Dataset listings of figures
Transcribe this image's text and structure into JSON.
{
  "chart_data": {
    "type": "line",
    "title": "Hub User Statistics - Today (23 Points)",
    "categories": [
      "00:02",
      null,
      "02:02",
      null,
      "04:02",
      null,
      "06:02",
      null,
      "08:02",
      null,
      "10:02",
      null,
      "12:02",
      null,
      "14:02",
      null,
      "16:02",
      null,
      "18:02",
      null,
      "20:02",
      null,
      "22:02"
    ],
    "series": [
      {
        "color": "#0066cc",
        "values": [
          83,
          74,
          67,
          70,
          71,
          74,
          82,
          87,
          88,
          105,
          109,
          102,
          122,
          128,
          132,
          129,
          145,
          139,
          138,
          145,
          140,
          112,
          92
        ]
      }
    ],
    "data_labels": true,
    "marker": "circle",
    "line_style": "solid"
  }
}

==

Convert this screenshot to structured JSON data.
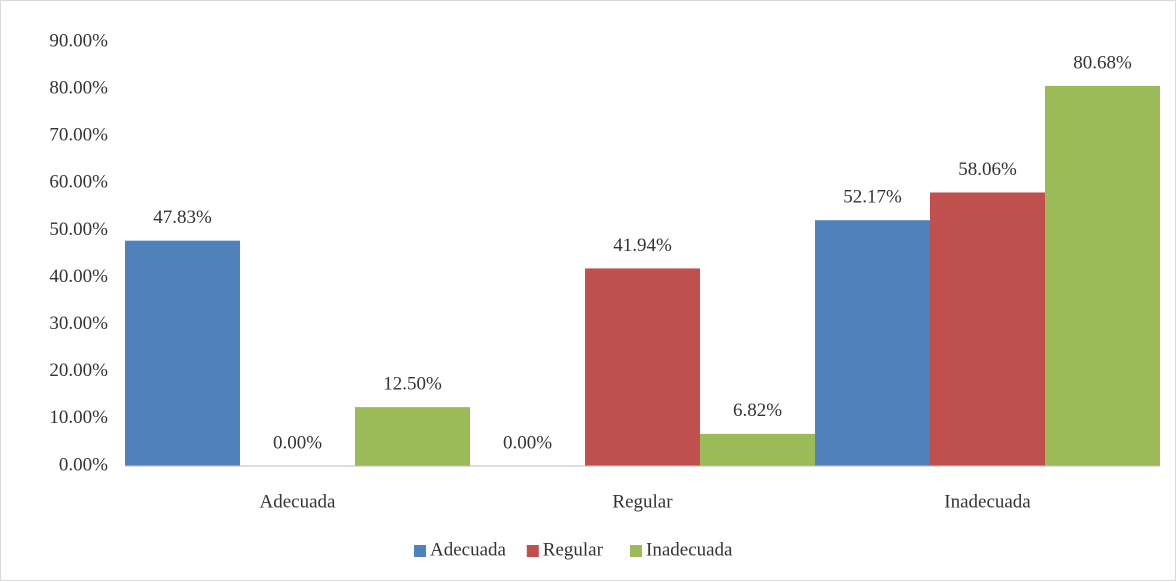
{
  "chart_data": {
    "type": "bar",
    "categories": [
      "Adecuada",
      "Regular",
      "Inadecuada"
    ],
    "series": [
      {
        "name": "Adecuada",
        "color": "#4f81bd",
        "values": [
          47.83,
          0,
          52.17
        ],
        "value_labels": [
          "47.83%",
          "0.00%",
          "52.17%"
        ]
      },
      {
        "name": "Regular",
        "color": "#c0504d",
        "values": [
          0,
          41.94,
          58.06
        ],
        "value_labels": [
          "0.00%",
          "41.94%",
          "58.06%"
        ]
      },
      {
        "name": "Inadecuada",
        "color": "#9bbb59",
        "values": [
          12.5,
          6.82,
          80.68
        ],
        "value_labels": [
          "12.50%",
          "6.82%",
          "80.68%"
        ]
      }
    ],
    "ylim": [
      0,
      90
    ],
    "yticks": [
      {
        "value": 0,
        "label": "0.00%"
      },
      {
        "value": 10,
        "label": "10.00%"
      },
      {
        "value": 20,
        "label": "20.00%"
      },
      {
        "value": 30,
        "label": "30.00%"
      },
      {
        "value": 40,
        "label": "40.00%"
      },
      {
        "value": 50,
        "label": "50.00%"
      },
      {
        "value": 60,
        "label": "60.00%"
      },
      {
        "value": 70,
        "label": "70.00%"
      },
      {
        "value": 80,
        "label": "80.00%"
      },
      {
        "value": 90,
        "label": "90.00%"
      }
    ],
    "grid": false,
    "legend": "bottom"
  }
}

--

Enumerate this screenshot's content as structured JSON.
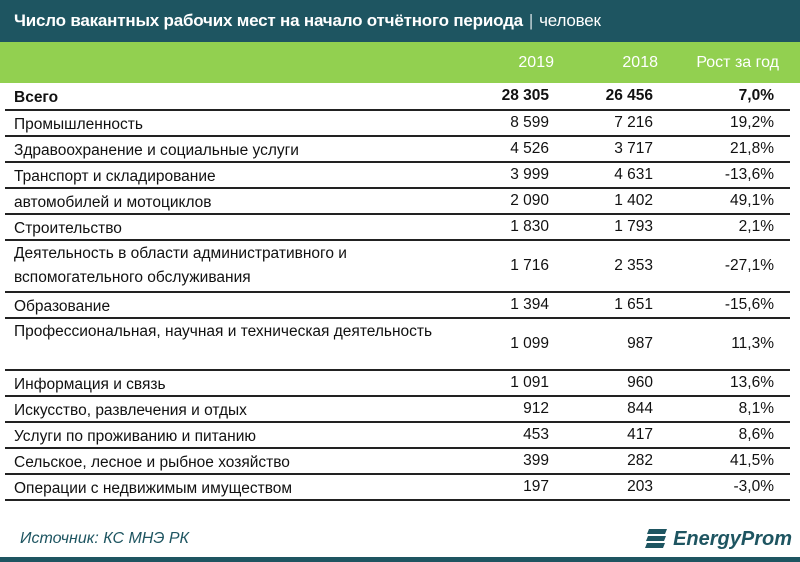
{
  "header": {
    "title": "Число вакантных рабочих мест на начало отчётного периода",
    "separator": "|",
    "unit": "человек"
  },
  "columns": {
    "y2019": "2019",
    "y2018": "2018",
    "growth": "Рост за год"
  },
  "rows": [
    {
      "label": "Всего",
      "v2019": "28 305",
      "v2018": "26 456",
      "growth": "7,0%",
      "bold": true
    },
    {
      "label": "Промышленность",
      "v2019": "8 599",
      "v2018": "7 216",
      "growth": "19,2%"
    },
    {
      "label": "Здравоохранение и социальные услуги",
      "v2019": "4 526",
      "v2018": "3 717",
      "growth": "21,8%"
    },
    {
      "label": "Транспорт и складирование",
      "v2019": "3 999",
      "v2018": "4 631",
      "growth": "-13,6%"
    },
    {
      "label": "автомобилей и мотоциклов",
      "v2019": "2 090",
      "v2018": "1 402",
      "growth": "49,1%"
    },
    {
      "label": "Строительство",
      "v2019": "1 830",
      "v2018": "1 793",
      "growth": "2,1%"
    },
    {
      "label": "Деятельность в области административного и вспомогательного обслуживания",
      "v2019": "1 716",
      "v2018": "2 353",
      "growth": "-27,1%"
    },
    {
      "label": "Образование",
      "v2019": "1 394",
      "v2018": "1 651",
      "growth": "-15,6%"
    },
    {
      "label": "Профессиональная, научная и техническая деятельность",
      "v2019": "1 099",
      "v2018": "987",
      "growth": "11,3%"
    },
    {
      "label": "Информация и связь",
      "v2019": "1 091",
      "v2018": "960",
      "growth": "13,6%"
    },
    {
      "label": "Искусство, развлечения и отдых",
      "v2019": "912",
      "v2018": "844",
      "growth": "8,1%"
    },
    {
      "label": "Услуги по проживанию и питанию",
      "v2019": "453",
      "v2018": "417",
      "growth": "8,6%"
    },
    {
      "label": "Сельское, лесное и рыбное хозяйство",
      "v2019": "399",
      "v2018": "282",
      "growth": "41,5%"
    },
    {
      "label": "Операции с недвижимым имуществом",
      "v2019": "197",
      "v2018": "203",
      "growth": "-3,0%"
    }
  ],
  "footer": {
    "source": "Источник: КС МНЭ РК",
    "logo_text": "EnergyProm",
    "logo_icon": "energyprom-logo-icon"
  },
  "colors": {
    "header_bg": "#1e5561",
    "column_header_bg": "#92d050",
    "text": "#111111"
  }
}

» **WHAT THE EXERCISE ASKS**:
Above are lines of data; state how many of them contain the word "screenshot", with no other output.

» **EXPECTED OUTPUT**:
2